## [DATA PROVIDED]
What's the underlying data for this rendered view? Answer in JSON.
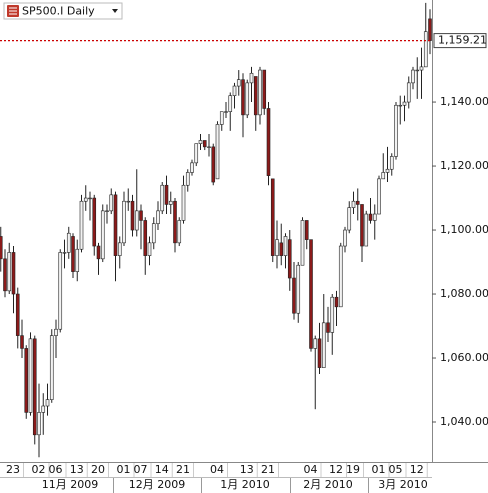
{
  "chart_data": {
    "type": "candlestick",
    "title": "SP500.I Daily",
    "categories": [
      null,
      null,
      null,
      "23",
      null,
      null,
      null,
      null,
      null,
      "02",
      null,
      null,
      null,
      "06",
      null,
      null,
      null,
      null,
      "13",
      null,
      null,
      null,
      null,
      "20",
      null,
      null,
      null,
      null,
      null,
      "01",
      null,
      null,
      null,
      "07",
      null,
      null,
      null,
      null,
      "14",
      null,
      null,
      null,
      null,
      "21",
      null,
      null,
      null,
      null,
      null,
      null,
      null,
      "04",
      null,
      null,
      null,
      null,
      null,
      null,
      "13",
      null,
      null,
      null,
      null,
      "21",
      null,
      null,
      null,
      null,
      null,
      null,
      null,
      null,
      null,
      "04",
      null,
      null,
      null,
      null,
      null,
      "12",
      null,
      null,
      null,
      "19",
      null,
      null,
      null,
      null,
      null,
      "01",
      null,
      null,
      null,
      "05",
      null,
      null,
      null,
      null,
      "12",
      null,
      null,
      null
    ],
    "month_labels": [
      "11月 2009",
      "12月 2009",
      "1月 2010",
      "2月 2010",
      "3月 2010"
    ],
    "open": [
      1098,
      1091,
      1081,
      1093,
      1080,
      1067,
      1063,
      1043,
      1066,
      1036,
      1043,
      1045,
      1047,
      1067,
      1069,
      1093,
      1093,
      1098,
      1087,
      1094,
      1109,
      1110,
      1110,
      1095,
      1091,
      1106,
      1106,
      1111,
      1092,
      1096,
      1109,
      1109,
      1100,
      1106,
      1103,
      1092,
      1096,
      1102,
      1106,
      1114,
      1108,
      1109,
      1096,
      1103,
      1114,
      1118,
      1121,
      1127,
      1128,
      1126,
      1126,
      1116,
      1133,
      1137,
      1137,
      1142,
      1145,
      1147,
      1136,
      1146,
      1148,
      1136,
      1150,
      1138,
      1116,
      1092,
      1096,
      1092,
      1097,
      1085,
      1074,
      1089,
      1103,
      1097,
      1063,
      1066,
      1057,
      1071,
      1068,
      1079,
      1076,
      1095,
      1100,
      1107,
      1109,
      1108,
      1095,
      1105,
      1103,
      1105,
      1116,
      1118,
      1119,
      1123,
      1139,
      1139,
      1140,
      1146,
      1150,
      1150,
      1151,
      1166
    ],
    "high": [
      1101,
      1094,
      1096,
      1095,
      1082,
      1072,
      1064,
      1068,
      1067,
      1052,
      1049,
      1052,
      1069,
      1072,
      1094,
      1097,
      1101,
      1099,
      1097,
      1111,
      1114,
      1112,
      1111,
      1096,
      1108,
      1108,
      1113,
      1112,
      1098,
      1112,
      1113,
      1111,
      1119,
      1108,
      1104,
      1098,
      1104,
      1109,
      1115,
      1117,
      1112,
      1110,
      1104,
      1117,
      1119,
      1122,
      1127,
      1130,
      1128,
      1130,
      1127,
      1134,
      1137,
      1140,
      1143,
      1146,
      1150,
      1149,
      1147,
      1151,
      1148,
      1151,
      1150,
      1140,
      1116,
      1103,
      1102,
      1099,
      1100,
      1090,
      1090,
      1104,
      1103,
      1097,
      1067,
      1071,
      1080,
      1076,
      1080,
      1081,
      1096,
      1101,
      1109,
      1112,
      1113,
      1108,
      1106,
      1110,
      1108,
      1117,
      1124,
      1126,
      1124,
      1140,
      1142,
      1142,
      1148,
      1151,
      1154,
      1157,
      1171,
      1169
    ],
    "low": [
      1087,
      1079,
      1080,
      1074,
      1063,
      1060,
      1041,
      1042,
      1033,
      1029,
      1036,
      1042,
      1046,
      1060,
      1068,
      1088,
      1091,
      1085,
      1084,
      1093,
      1106,
      1103,
      1092,
      1086,
      1090,
      1102,
      1105,
      1084,
      1088,
      1095,
      1106,
      1098,
      1098,
      1094,
      1086,
      1089,
      1094,
      1100,
      1105,
      1105,
      1105,
      1093,
      1095,
      1102,
      1112,
      1117,
      1120,
      1125,
      1125,
      1123,
      1114,
      1116,
      1131,
      1135,
      1131,
      1138,
      1142,
      1129,
      1135,
      1140,
      1131,
      1133,
      1136,
      1114,
      1090,
      1088,
      1089,
      1088,
      1081,
      1072,
      1071,
      1089,
      1094,
      1062,
      1044,
      1055,
      1057,
      1065,
      1061,
      1070,
      1076,
      1093,
      1099,
      1105,
      1103,
      1090,
      1095,
      1102,
      1097,
      1105,
      1116,
      1115,
      1117,
      1122,
      1133,
      1134,
      1138,
      1144,
      1141,
      1141,
      1151,
      1155
    ],
    "close": [
      1091,
      1081,
      1093,
      1080,
      1067,
      1063,
      1043,
      1066,
      1036,
      1043,
      1045,
      1047,
      1067,
      1069,
      1093,
      1093,
      1099,
      1087,
      1094,
      1109,
      1110,
      1110,
      1095,
      1091,
      1106,
      1106,
      1111,
      1092,
      1096,
      1109,
      1109,
      1100,
      1106,
      1103,
      1092,
      1096,
      1102,
      1106,
      1114,
      1108,
      1109,
      1096,
      1103,
      1114,
      1118,
      1121,
      1127,
      1128,
      1126,
      1126,
      1115,
      1133,
      1137,
      1137,
      1142,
      1145,
      1147,
      1136,
      1146,
      1149,
      1136,
      1150,
      1138,
      1117,
      1092,
      1097,
      1092,
      1098,
      1085,
      1074,
      1089,
      1103,
      1097,
      1063,
      1066,
      1057,
      1071,
      1068,
      1079,
      1076,
      1095,
      1100,
      1107,
      1109,
      1108,
      1095,
      1105,
      1103,
      1105,
      1116,
      1118,
      1119,
      1123,
      1139,
      1139,
      1140,
      1146,
      1150,
      1150,
      1151,
      1162,
      1159.21
    ],
    "ylim": [
      1027.5,
      1171.9
    ],
    "yticks": [
      {
        "value": 1040,
        "label": "1,040.00"
      },
      {
        "value": 1060,
        "label": "1,060.00"
      },
      {
        "value": 1080,
        "label": "1,080.00"
      },
      {
        "value": 1100,
        "label": "1,100.00"
      },
      {
        "value": 1120,
        "label": "1,120.00"
      },
      {
        "value": 1140,
        "label": "1,140.00"
      }
    ],
    "last_price": {
      "value": 1159.21,
      "label": "1,159.21"
    },
    "up_color": "#f2f2f2",
    "down_color": "#8b1a1a",
    "price_line_color": "#cc0000"
  }
}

## [TASK GOAL]
Determine how many lines in the data above contain the string "value". Give nothing except the number.

## [FINISHED EXERCISE]
7